# RECORDS FOR THE TASK start
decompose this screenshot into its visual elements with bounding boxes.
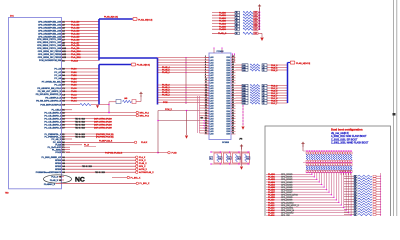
svg-text:G6: G6 xyxy=(62,172,65,174)
svg-text:27: 27 xyxy=(205,123,207,125)
svg-text:PLA_B5: PLA_B5 xyxy=(71,35,80,38)
svg-text:D3: D3 xyxy=(62,115,64,117)
svg-text:16: 16 xyxy=(228,158,230,160)
svg-text:16: 16 xyxy=(354,214,356,216)
svg-text:PLAB5: PLAB5 xyxy=(219,25,227,28)
svg-text:CB02: CB02 xyxy=(226,88,230,90)
svg-text:SC3456: SC3456 xyxy=(222,142,229,144)
svg-text:CB07: CB07 xyxy=(226,101,230,103)
svg-text:CB00: CB00 xyxy=(226,108,230,110)
svg-text:PLAB_4: PLAB_4 xyxy=(162,94,171,97)
svg-text:G5: G5 xyxy=(62,169,65,171)
svg-text:48: 48 xyxy=(232,77,234,79)
svg-text:PLALX: PLALX xyxy=(141,141,148,144)
svg-text:H1: H1 xyxy=(59,177,61,179)
svg-text:59: 59 xyxy=(232,105,234,107)
svg-text:PLAB: PLAB xyxy=(172,151,178,154)
svg-text:21: 21 xyxy=(205,107,207,109)
svg-text:62: 62 xyxy=(232,112,234,114)
svg-text:SPIB3: SPIB3 xyxy=(55,169,62,171)
svg-text:TBD B 2 B23: TBD B 2 B23 xyxy=(75,124,85,126)
svg-text:PLA_X: PLA_X xyxy=(139,156,146,159)
svg-text:63: 63 xyxy=(232,115,234,117)
svg-text:28: 28 xyxy=(205,125,207,127)
svg-text:(PL/PWR_PLD_B): (PL/PWR_PLD_B) xyxy=(96,136,114,138)
svg-text:PLAB6: PLAB6 xyxy=(219,28,227,31)
svg-text:PC_CB_/BSPD_1: PC_CB_/BSPD_1 xyxy=(44,115,61,117)
svg-text:PC_CB_/BSPD_3: PC_CB_/BSPD_3 xyxy=(44,121,61,123)
svg-text:CB00: CB00 xyxy=(226,57,230,59)
svg-text:20: 20 xyxy=(205,105,207,107)
svg-text:PLAB2: PLAB2 xyxy=(219,17,227,20)
svg-text:CFG_DRAM/PCIE1_A05: CFG_DRAM/PCIE1_A05 xyxy=(38,35,62,38)
svg-text:52: 52 xyxy=(232,87,234,89)
svg-text:23: 23 xyxy=(205,112,207,114)
svg-text:PLAB1: PLAB1 xyxy=(219,14,227,17)
svg-text:PLA_B8: PLA_B8 xyxy=(71,44,80,47)
svg-text:16: 16 xyxy=(238,158,240,160)
svg-text:CFG_SRDS_PRTCL_S08: CFG_SRDS_PRTCL_S08 xyxy=(37,45,62,47)
svg-text:46: 46 xyxy=(232,72,234,74)
svg-text:CFG_SRDS_PRTCL_S09: CFG_SRDS_PRTCL_S09 xyxy=(37,48,62,50)
svg-text:PLA_B1: PLA_B1 xyxy=(71,24,80,27)
svg-text:PLAB3: PLAB3 xyxy=(268,181,276,184)
svg-text:ACPRGFLAB_X: ACPRGFLAB_X xyxy=(139,171,154,174)
svg-text:PD_DPLB/PD_SDSPKD_B: PD_DPLB/PD_SDSPKD_B xyxy=(36,94,62,96)
svg-text:PLC0: PLC0 xyxy=(71,88,77,90)
svg-text:CB00: CB00 xyxy=(226,134,230,136)
svg-text:PCA_X: PCA_X xyxy=(139,159,146,162)
svg-text:14: 14 xyxy=(205,89,207,91)
svg-text:CB04: CB04 xyxy=(226,118,230,120)
svg-text:57: 57 xyxy=(232,100,234,102)
svg-text:16: 16 xyxy=(236,33,238,35)
svg-text:PT_SYN/B_RD_SEL: PT_SYN/B_RD_SEL xyxy=(42,81,62,83)
svg-text:CFG_RW: CFG_RW xyxy=(281,215,290,216)
svg-text:CB02: CB02 xyxy=(226,113,230,115)
svg-text:PD_WR_AVT_AXSPD_B: PD_WR_AVT_AXSPD_B xyxy=(38,90,62,93)
svg-text:PLAB4: PLAB4 xyxy=(268,183,276,186)
svg-text:PLA_B6: PLA_B6 xyxy=(71,38,80,41)
svg-text:22: 22 xyxy=(263,70,265,72)
svg-text:PLC2: PLC2 xyxy=(71,94,77,96)
svg-text:51: 51 xyxy=(232,84,234,86)
svg-text:CB03: CB03 xyxy=(226,90,230,92)
svg-text:PLABGC_X: PLABGC_X xyxy=(44,183,56,186)
svg-text:CB04: CB04 xyxy=(226,93,230,95)
svg-text:PLA_X: PLA_X xyxy=(51,176,58,179)
svg-text:67: 67 xyxy=(232,125,234,127)
svg-text:CFG_SRDS_DIV_PEX11: CFG_SRDS_DIV_PEX11 xyxy=(38,54,62,56)
svg-text:A_0010_0111: NOR FLASH BOOT: A_0010_0111: NOR FLASH BOOT xyxy=(331,135,367,138)
svg-text:TBD B 4 B23: TBD B 4 B23 xyxy=(75,136,85,138)
svg-text:50: 50 xyxy=(232,82,234,84)
svg-text:TBD B 2 B23: TBD B 2 B23 xyxy=(75,121,85,123)
svg-text:PCAX: PCAX xyxy=(55,151,61,154)
svg-text:60: 60 xyxy=(232,107,234,109)
svg-text:PC/MMCBurstXXPDMACX: PC/MMCBurstXXPDMACX xyxy=(36,171,62,174)
svg-text:F3: F3 xyxy=(62,152,64,154)
svg-text:PC/PCM_PLAB_B: PC/PCM_PLAB_B xyxy=(105,151,123,154)
svg-text:SPIB1: SPIB1 xyxy=(55,163,62,165)
svg-text:E3: E3 xyxy=(62,139,64,141)
svg-text:70: 70 xyxy=(232,133,234,135)
svg-text:PLA13: PLA13 xyxy=(268,206,275,209)
svg-text:CFG_SRDS_PRTCL_S07: CFG_SRDS_PRTCL_S07 xyxy=(37,42,62,44)
svg-text:PLB1: PLB1 xyxy=(71,72,77,74)
svg-text:G3: G3 xyxy=(62,163,65,165)
svg-text:22: 22 xyxy=(205,110,207,112)
svg-text:55: 55 xyxy=(232,94,234,96)
svg-text:CB01: CB01 xyxy=(226,85,230,87)
svg-text:TBD B 2 B23: TBD B 2 B23 xyxy=(75,118,85,120)
svg-text:15: 15 xyxy=(205,92,207,94)
svg-text:CB08: CB08 xyxy=(226,103,230,105)
svg-text:PLA_B9: PLA_B9 xyxy=(71,47,80,50)
svg-text:CFG_SRDS_DIV_PEX10: CFG_SRDS_DIV_PEX10 xyxy=(38,51,62,53)
svg-text:D5: D5 xyxy=(62,121,64,123)
svg-text:CB08: CB08 xyxy=(226,78,230,80)
svg-text:PCM_BKPCA/HSPCX: PCM_BKPCA/HSPCX xyxy=(40,103,61,106)
svg-text:PC_A3: PC_A3 xyxy=(54,68,61,71)
svg-text:16: 16 xyxy=(236,29,238,31)
svg-text:49: 49 xyxy=(232,79,234,81)
svg-text:CB05: CB05 xyxy=(226,95,230,97)
svg-text:22: 22 xyxy=(263,103,265,105)
svg-text:56: 56 xyxy=(232,97,234,99)
svg-text:Dual boot configuration: Dual boot configuration xyxy=(331,127,363,131)
svg-text:PC_CB_/BSPD_4: PC_CB_/BSPD_4 xyxy=(44,123,61,126)
svg-text:CFG_SRDS_PRTCL_S06: CFG_SRDS_PRTCL_S06 xyxy=(37,39,62,41)
svg-text:44: 44 xyxy=(232,66,234,68)
svg-text:CB01: CB01 xyxy=(226,60,230,62)
svg-text:66: 66 xyxy=(232,123,234,125)
svg-text:DSP_STRC_PLD2: DSP_STRC_PLD2 xyxy=(94,118,112,120)
svg-text:PC_CB_/BSPD_5: PC_CB_/BSPD_5 xyxy=(44,127,61,129)
svg-text:PLC3: PLC3 xyxy=(71,98,77,100)
svg-text:CFG_SRDS_DIV_PEX12: CFG_SRDS_DIV_PEX12 xyxy=(38,57,62,59)
svg-text:PLB_2: PLB_2 xyxy=(271,70,278,72)
svg-text:PLAB6: PLAB6 xyxy=(268,188,276,191)
svg-text:WRL_PC2: WRL_PC2 xyxy=(140,115,150,117)
svg-text:CB05: CB05 xyxy=(226,121,230,123)
svg-text:CFG_DRAM/PCIE1_A01: CFG_DRAM/PCIE1_A01 xyxy=(38,23,62,26)
svg-text:PLA15: PLA15 xyxy=(268,212,275,215)
svg-text:16: 16 xyxy=(205,94,207,96)
svg-text:25: 25 xyxy=(205,117,207,119)
svg-text:D1: D1 xyxy=(62,110,64,112)
svg-text:CB07: CB07 xyxy=(226,126,230,128)
svg-text:10: 10 xyxy=(205,79,207,81)
svg-text:PLAB0: PLAB0 xyxy=(268,173,276,176)
svg-text:PLA16: PLA16 xyxy=(268,214,275,216)
svg-text:PC_A1: PC_A1 xyxy=(54,84,61,87)
svg-text:H1: H1 xyxy=(59,180,61,182)
svg-text:13: 13 xyxy=(205,87,207,89)
svg-text:CB06: CB06 xyxy=(226,98,230,100)
svg-text:18: 18 xyxy=(205,100,207,102)
svg-text:CFG_DRAM/PCIE1_A00: CFG_DRAM/PCIE1_A00 xyxy=(38,21,62,24)
svg-text:SPB_X: SPB_X xyxy=(139,166,146,168)
svg-text:CB09: CB09 xyxy=(226,106,230,108)
svg-text:DSP_STRC_PLD3: DSP_STRC_PLD3 xyxy=(94,121,112,123)
svg-text:16: 16 xyxy=(247,158,249,160)
svg-text:PCM_DATA/RPCM_DM: PCM_DATA/RPCM_DM xyxy=(39,59,61,62)
svg-text:PLC4: PLC4 xyxy=(71,100,77,103)
svg-text:PLA_B3: PLA_B3 xyxy=(71,29,80,32)
svg-text:TBD B 2 B23: TBD B 2 B23 xyxy=(82,166,92,168)
svg-text:PD_ABWPLD_B: PD_ABWPLD_B xyxy=(45,96,61,99)
svg-text:CB03: CB03 xyxy=(226,116,230,118)
svg-text:PLC_7: PLC_7 xyxy=(271,103,278,105)
svg-text:PLA14: PLA14 xyxy=(268,209,275,212)
svg-text:PLA_B11: PLA_B11 xyxy=(71,53,81,56)
svg-text:PLAB_X: PLAB_X xyxy=(139,162,147,165)
svg-text:G2: G2 xyxy=(62,160,65,162)
svg-text:B16: B16 xyxy=(243,103,246,105)
svg-text:31: 31 xyxy=(205,133,207,135)
svg-text:PLAB3: PLAB3 xyxy=(219,20,227,23)
svg-text:CB01: CB01 xyxy=(226,111,230,113)
svg-text:PL_BKL_X: PL_BKL_X xyxy=(131,177,141,179)
svg-text:PL_CELA: PL_CELA xyxy=(52,109,62,112)
svg-text:PLB3: PLB3 xyxy=(71,78,77,80)
svg-text:PC_CB_/BSPD_0: PC_CB_/BSPD_0 xyxy=(44,112,61,114)
svg-text:24: 24 xyxy=(205,115,207,117)
svg-text:53: 53 xyxy=(232,89,234,91)
svg-text:CB02: CB02 xyxy=(226,62,230,64)
svg-text:69: 69 xyxy=(232,130,234,132)
svg-text:PLAB5: PLAB5 xyxy=(268,186,276,189)
svg-text:64: 64 xyxy=(232,117,234,119)
svg-text:PD_RB_B/PD_ABGPIO_B: PD_RB_B/PD_ABGPIO_B xyxy=(36,100,61,103)
svg-text:DSP_STRC_PLD4: DSP_STRC_PLD4 xyxy=(94,123,112,126)
svg-text:CB08: CB08 xyxy=(226,129,230,131)
svg-text:CFG_DRAM/PCIE1_A02: CFG_DRAM/PCIE1_A02 xyxy=(38,26,62,29)
svg-text:CB04: CB04 xyxy=(226,67,230,69)
svg-text:PLAB_M[0:4]: PLAB_M[0:4] xyxy=(137,64,150,67)
svg-text:NC: NC xyxy=(75,177,85,184)
svg-text:CB06: CB06 xyxy=(226,73,230,75)
svg-text:TBD B 2 B23: TBD B 2 B23 xyxy=(95,172,105,174)
svg-text:PLA_B12: PLA_B12 xyxy=(71,56,81,59)
svg-text:CB09: CB09 xyxy=(226,80,230,82)
svg-text:PLB0: PLB0 xyxy=(71,69,77,71)
svg-text:PC3456: PC3456 xyxy=(217,51,224,53)
svg-text:PLA11: PLA11 xyxy=(268,201,275,204)
svg-text:CFG_DRAM/PCIE1_A04: CFG_DRAM/PCIE1_A04 xyxy=(38,32,62,35)
svg-text:17: 17 xyxy=(205,97,207,99)
svg-text:PLA_B10: PLA_B10 xyxy=(71,50,81,53)
svg-text:CFG_DRAM/PCIE1_A03: CFG_DRAM/PCIE1_A03 xyxy=(38,29,62,32)
svg-text:C_0001_1001: NAND FLASH BOOT: C_0001_1001: NAND FLASH BOOT xyxy=(331,141,369,144)
svg-text:SPIB2: SPIB2 xyxy=(55,166,62,168)
svg-text:61: 61 xyxy=(232,110,234,112)
svg-text:PLA10: PLA10 xyxy=(268,199,275,202)
svg-text:PLAB0: PLAB0 xyxy=(219,11,227,14)
svg-text:DSP_STRC_PLD5: DSP_STRC_PLD5 xyxy=(94,127,112,129)
svg-text:26: 26 xyxy=(205,120,207,122)
svg-text:CB00: CB00 xyxy=(226,83,230,85)
svg-text:PLA_B4: PLA_B4 xyxy=(71,32,80,35)
svg-text:ACPB_X: ACPB_X xyxy=(139,168,148,171)
svg-text:PLA13: PLA13 xyxy=(71,59,79,62)
svg-text:SPIB0: SPIB0 xyxy=(55,160,62,162)
svg-text:47: 47 xyxy=(232,74,234,76)
svg-text:G4: G4 xyxy=(62,166,65,168)
svg-text:PC_A4: PC_A4 xyxy=(54,74,61,77)
svg-text:PLB4: PLB4 xyxy=(71,81,77,84)
svg-text:D4: D4 xyxy=(62,118,64,120)
svg-text:19: 19 xyxy=(205,102,207,104)
svg-text:cfg_row_mtc[0:4]: cfg_row_mtc[0:4] xyxy=(331,132,349,135)
svg-text:PLC1: PLC1 xyxy=(71,91,77,93)
svg-text:G1: G1 xyxy=(62,157,65,159)
svg-text:PCM: PCM xyxy=(163,102,168,104)
svg-text:PLA_B7: PLA_B7 xyxy=(71,41,80,44)
svg-text:PLAB7: PLAB7 xyxy=(268,191,276,194)
svg-text:PLAB_S: PLAB_S xyxy=(218,32,227,35)
svg-text:D7: D7 xyxy=(62,127,64,129)
svg-text:16: 16 xyxy=(219,158,221,160)
svg-text:PC_AB_X: PC_AB_X xyxy=(52,138,62,141)
svg-text:CB05: CB05 xyxy=(226,70,230,72)
svg-text:PD_AB/GPIO_BM_CPLD: PD_AB/GPIO_BM_CPLD xyxy=(37,87,61,90)
svg-text:CB03: CB03 xyxy=(226,65,230,67)
svg-text:68: 68 xyxy=(232,128,234,130)
svg-text:PLAB8: PLAB8 xyxy=(268,194,276,197)
svg-text:12: 12 xyxy=(205,84,207,86)
svg-text:CB07: CB07 xyxy=(226,75,230,77)
svg-text:D6: D6 xyxy=(62,124,64,126)
svg-text:CB06: CB06 xyxy=(226,124,230,126)
svg-text:D2: D2 xyxy=(62,112,64,114)
svg-text:PC_CB_/BSPD_2: PC_CB_/BSPD_2 xyxy=(44,118,61,120)
svg-text:58: 58 xyxy=(232,102,234,104)
svg-text:PCM_X: PCM_X xyxy=(165,109,173,111)
svg-text:PC_A7: PC_A7 xyxy=(54,71,61,74)
svg-text:PLAB_M[0:13]: PLAB_M[0:13] xyxy=(138,19,152,22)
svg-text:PLAB_B[0:13]: PLAB_B[0:13] xyxy=(104,16,118,19)
svg-text:PLAB9: PLAB9 xyxy=(268,196,276,199)
svg-text:PLB2: PLB2 xyxy=(71,75,77,77)
svg-text:PLA12: PLA12 xyxy=(268,204,275,207)
svg-text:11: 11 xyxy=(205,82,207,84)
svg-text:TBD B 2 B23: TBD B 2 B23 xyxy=(75,127,85,129)
svg-text:PLAB2: PLAB2 xyxy=(268,178,276,181)
svg-text:PLA_B0: PLA_B0 xyxy=(71,21,80,24)
svg-text:WRL_PLA: WRL_PLA xyxy=(140,111,150,114)
svg-text:16: 16 xyxy=(210,158,212,160)
svg-text:PLAB1: PLAB1 xyxy=(268,176,276,179)
svg-text:45: 45 xyxy=(232,69,234,71)
svg-text:PLAB_X: PLAB_X xyxy=(50,179,59,182)
svg-text:PLAB_M[0:13]: PLAB_M[0:13] xyxy=(296,62,310,65)
svg-text:PLAB_6: PLAB_6 xyxy=(162,71,171,74)
svg-text:C_0100_0101: EFI BOOT: C_0100_0101: EFI BOOT xyxy=(331,139,358,141)
svg-text:30: 30 xyxy=(205,130,207,132)
svg-text:PL_BUS_/BSED_AX: PL_BUS_/BSED_AX xyxy=(42,156,62,159)
svg-text:29: 29 xyxy=(205,128,207,130)
svg-text:DCC: DCC xyxy=(10,16,15,18)
svg-text:PC_A6: PC_A6 xyxy=(54,77,61,80)
svg-text:PL_BRL_X: PL_BRL_X xyxy=(140,183,151,185)
svg-text:PLB5: PLB5 xyxy=(71,85,77,87)
svg-text:CB09: CB09 xyxy=(226,131,230,133)
svg-text:43: 43 xyxy=(232,64,234,66)
svg-text:B16: B16 xyxy=(243,70,246,72)
svg-text:PLAB4: PLAB4 xyxy=(219,23,227,26)
svg-text:54: 54 xyxy=(232,92,234,94)
svg-text:PLA_B2: PLA_B2 xyxy=(71,27,80,30)
svg-text:65: 65 xyxy=(232,120,234,122)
# RECORDS FOR THE TASK end
* _WHAT IS NEEDED_
Lay out the entries as a numbered list with blank lines left out, beginning at the line that contains "svg-text:G6: G6 xyxy=(62,172,65,174)" and stopping after the line that contains "svg-text:PC_CB_/BSPD_1: PC_CB_/BSPD_1 xyxy=(44,115,61,117)".

* _RESULT OF THE TASK_
1. svg-text:G6: G6 xyxy=(62,172,65,174)
2. svg-text:27: 27 xyxy=(205,123,207,125)
3. svg-text:PLA_B5: PLA_B5 xyxy=(71,35,80,38)
4. svg-text:D3: D3 xyxy=(62,115,64,117)
5. svg-text:16: 16 xyxy=(228,158,230,160)
6. svg-text:16: 16 xyxy=(354,214,356,216)
7. svg-text:PLAB5: PLAB5 xyxy=(219,25,227,28)
8. svg-text:CB02: CB02 xyxy=(226,88,230,90)
9. svg-text:SC3456: SC3456 xyxy=(222,142,229,144)
10. svg-text:CB07: CB07 xyxy=(226,101,230,103)
11. svg-text:CB00: CB00 xyxy=(226,108,230,110)
12. svg-text:PLAB_4: PLAB_4 xyxy=(162,94,171,97)
13. svg-text:G5: G5 xyxy=(62,169,65,171)
14. svg-text:48: 48 xyxy=(232,77,234,79)
15. svg-text:PLALX: PLALX xyxy=(141,141,148,144)
16. svg-text:H1: H1 xyxy=(59,177,61,179)
17. svg-text:59: 59 xyxy=(232,105,234,107)
18. svg-text:PLAB: PLAB xyxy=(172,151,178,154)
19. svg-text:21: 21 xyxy=(205,107,207,109)
20. svg-text:62: 62 xyxy=(232,112,234,114)
21. svg-text:SPIB3: SPIB3 xyxy=(55,169,62,171)
22. svg-text:TBD B 2 B23: TBD B 2 B23 xyxy=(75,124,85,126)
23. svg-text:PLA_X: PLA_X xyxy=(139,156,146,159)
24. svg-text:63: 63 xyxy=(232,115,234,117)
25. svg-text:28: 28 xyxy=(205,125,207,127)
26. svg-text:(PL/PWR_PLD_B): (PL/PWR_PLD_B) xyxy=(96,136,114,138)
27. svg-text:PLAB6: PLAB6 xyxy=(219,28,227,31)
28. svg-text:PC_CB_/BSPD_1: PC_CB_/BSPD_1 xyxy=(44,115,61,117)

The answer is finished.